## ВЫБРАННЫЙ ТЕКСТ
Треплев – самый нелюбимый, никем, даже Кончаловским. И не жалко ему молодого таланта — ни треплевского, ни актера А. Гришина, которому досталось. Трудное и неблагодарное дело играть одной краской, ни тебе развернуться, ни тебе диапазон продемонстрировать. Знай, волю автора выполняй. И Гришин честно выполняет. Треплев – неврастеник на грани ДЦП. У него судорожно вывернутые руки и ноги, он не может в простоте произнести ни одного слова, всеми отвергнутый, одинокий, озлобленный – каким писателем может он стать? Таким и стал.
После разговора с Ниной в четвертом действии, он неожиданно спокойно подходит к столу, берет журнал и начинает страшно хохотать. Такова встреча искусства и действительности. И этого он не мог вынести. Гришин точно выполняет задачу, но от него так устаешь, хочется услышать хоть одно человеческое слово, произнесенное нормальным голосом.
Когда Костя на негнущихся арлекинских ногах убежал за сцену стреляться, к столу подошел Тригорин, поднял журнал, заглянул в него и тоже стал смеяться – смехом профессионала, убедившегося еще раз в несостоятельности Треплева. Треплев смеялся над искусственностью искусства вообще, и над своей повестью, над тригоринской, а Тригорин – точно над треплевской, потому что раньше-то ее не читал, даже не разрезал. Детали! Это, конечно, от кинематографической дисциплинированности и умения выжать из текста все по максимуму.
Тригорин, увлекаясь Ниной, говорит, что давно забыл, что чувствуют в 18 лет. Видимо, Кончаловский тоже. Насколько ходульна Нина, настолько удались Сорин (А. Адоскин) и Дорн (Евг. Стеблов). Вот где знание жизни, неоднозначность, глубина, аристократизм, умение жить. Ах, каким жестом цепляет трость за спинку венского стула Дорн-Стеблов! «Вы, нынешние, ну-тка!».
Как хорош, благороден, умен Адоскин-Сорин. Понятно, что это – уходящая натура, как для Чехова, так и для нашего театра.
Шамраев (всегда органичный В. Горюшин), которого обычно изображают хамом, грубияном, в этом спектакле просто хозяйственный человек, знающий жизнь и не склонный потакать глупостям и капризам. И искусству, между прочим, не чужд: актеров знает, помнит, любит, Аркадину расспрашивает и тем самым раздражает. Вот ведь, помнят-то других.

(Данные для понимания документов)
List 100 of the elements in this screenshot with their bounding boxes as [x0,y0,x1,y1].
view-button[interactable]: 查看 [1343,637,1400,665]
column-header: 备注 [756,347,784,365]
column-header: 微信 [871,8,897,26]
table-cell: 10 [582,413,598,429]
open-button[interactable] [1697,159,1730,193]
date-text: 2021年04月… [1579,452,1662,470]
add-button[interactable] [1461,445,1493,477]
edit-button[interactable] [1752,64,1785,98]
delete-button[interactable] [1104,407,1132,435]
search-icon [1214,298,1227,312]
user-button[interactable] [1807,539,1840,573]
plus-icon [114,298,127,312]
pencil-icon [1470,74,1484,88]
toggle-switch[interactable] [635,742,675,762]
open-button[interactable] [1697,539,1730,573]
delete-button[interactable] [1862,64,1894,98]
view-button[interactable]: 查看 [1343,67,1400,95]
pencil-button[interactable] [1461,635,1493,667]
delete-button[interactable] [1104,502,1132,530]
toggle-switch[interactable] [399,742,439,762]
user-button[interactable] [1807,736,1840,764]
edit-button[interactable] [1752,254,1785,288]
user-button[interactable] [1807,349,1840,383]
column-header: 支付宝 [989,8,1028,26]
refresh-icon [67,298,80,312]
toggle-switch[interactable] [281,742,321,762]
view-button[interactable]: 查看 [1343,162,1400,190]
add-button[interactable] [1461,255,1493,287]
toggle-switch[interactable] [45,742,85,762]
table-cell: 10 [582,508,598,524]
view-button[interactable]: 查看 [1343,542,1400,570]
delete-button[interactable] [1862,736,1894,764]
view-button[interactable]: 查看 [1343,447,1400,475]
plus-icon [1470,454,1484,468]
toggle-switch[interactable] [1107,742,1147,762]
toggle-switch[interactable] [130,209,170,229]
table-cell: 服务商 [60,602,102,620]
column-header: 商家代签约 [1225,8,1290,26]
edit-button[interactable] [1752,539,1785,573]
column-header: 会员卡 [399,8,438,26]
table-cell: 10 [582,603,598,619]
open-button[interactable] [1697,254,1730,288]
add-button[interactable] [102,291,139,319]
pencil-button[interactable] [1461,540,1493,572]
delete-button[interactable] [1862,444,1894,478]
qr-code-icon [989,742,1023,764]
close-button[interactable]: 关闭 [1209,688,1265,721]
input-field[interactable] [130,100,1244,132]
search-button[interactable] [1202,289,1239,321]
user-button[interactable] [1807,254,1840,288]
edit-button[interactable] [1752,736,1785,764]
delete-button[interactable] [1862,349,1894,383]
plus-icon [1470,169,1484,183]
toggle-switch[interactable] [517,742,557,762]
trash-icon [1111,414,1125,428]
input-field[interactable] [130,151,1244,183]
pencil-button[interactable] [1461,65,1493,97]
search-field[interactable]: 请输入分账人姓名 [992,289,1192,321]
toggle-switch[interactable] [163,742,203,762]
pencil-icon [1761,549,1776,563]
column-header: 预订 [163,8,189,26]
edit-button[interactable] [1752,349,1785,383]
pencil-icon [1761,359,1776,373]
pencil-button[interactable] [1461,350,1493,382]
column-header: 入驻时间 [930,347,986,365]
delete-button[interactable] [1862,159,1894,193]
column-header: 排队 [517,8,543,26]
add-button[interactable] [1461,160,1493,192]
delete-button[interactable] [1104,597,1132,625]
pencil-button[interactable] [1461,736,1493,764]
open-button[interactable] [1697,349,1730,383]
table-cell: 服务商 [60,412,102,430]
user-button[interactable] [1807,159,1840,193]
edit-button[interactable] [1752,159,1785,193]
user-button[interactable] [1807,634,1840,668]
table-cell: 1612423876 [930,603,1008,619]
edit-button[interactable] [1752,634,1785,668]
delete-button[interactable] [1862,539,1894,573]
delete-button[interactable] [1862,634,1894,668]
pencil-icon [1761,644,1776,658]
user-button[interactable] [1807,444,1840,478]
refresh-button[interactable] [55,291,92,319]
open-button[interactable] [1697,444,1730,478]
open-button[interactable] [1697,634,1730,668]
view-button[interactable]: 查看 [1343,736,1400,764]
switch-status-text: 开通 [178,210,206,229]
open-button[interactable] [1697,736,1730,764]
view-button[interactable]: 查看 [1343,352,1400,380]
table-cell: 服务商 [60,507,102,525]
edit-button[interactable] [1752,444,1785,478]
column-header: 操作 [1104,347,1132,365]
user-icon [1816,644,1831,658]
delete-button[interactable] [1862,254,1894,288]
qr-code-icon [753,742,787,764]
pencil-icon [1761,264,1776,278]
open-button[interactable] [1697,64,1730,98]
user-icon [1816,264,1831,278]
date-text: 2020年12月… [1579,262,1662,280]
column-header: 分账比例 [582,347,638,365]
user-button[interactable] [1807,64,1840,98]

## ЗАДАНИЕ 1
Ответьте на вопросы по рецензии на спектакль:
(а) Какой актер играет Треплева?
(б) Что делает Треплев после разговора с Ниной в четвертом действии?
(в) Какой актер играет Дорна?
## ЗАДАНИЕ 2
Отредактируйте фрагмент рецензии на спектакль. Перепишите его, начиная со слов «После разговора с» и далее до слов «произнесенное нормальным голосом.», и замените «журнал» на «рукопись».

## ОТВЕТ 1
(а) А. Гришин.
(б) Он неожиданно спокойно подходит к столу, берет журнал и начинает страшно хохотать.
(в) Евг. Стеблов.

## ОТВЕТ 2
После разговора с Ниной в четвертом действии, он неожиданно спокойно подходит к столу, берет рукопись и начинает страшно хохотать. Такова встреча искусства и действительности. И этого он не мог вынести. Гришин точно выполняет задачу, но от него так устаешь, хочется услышать хоть одно человеческое слово, произнесенное нормальным голосом.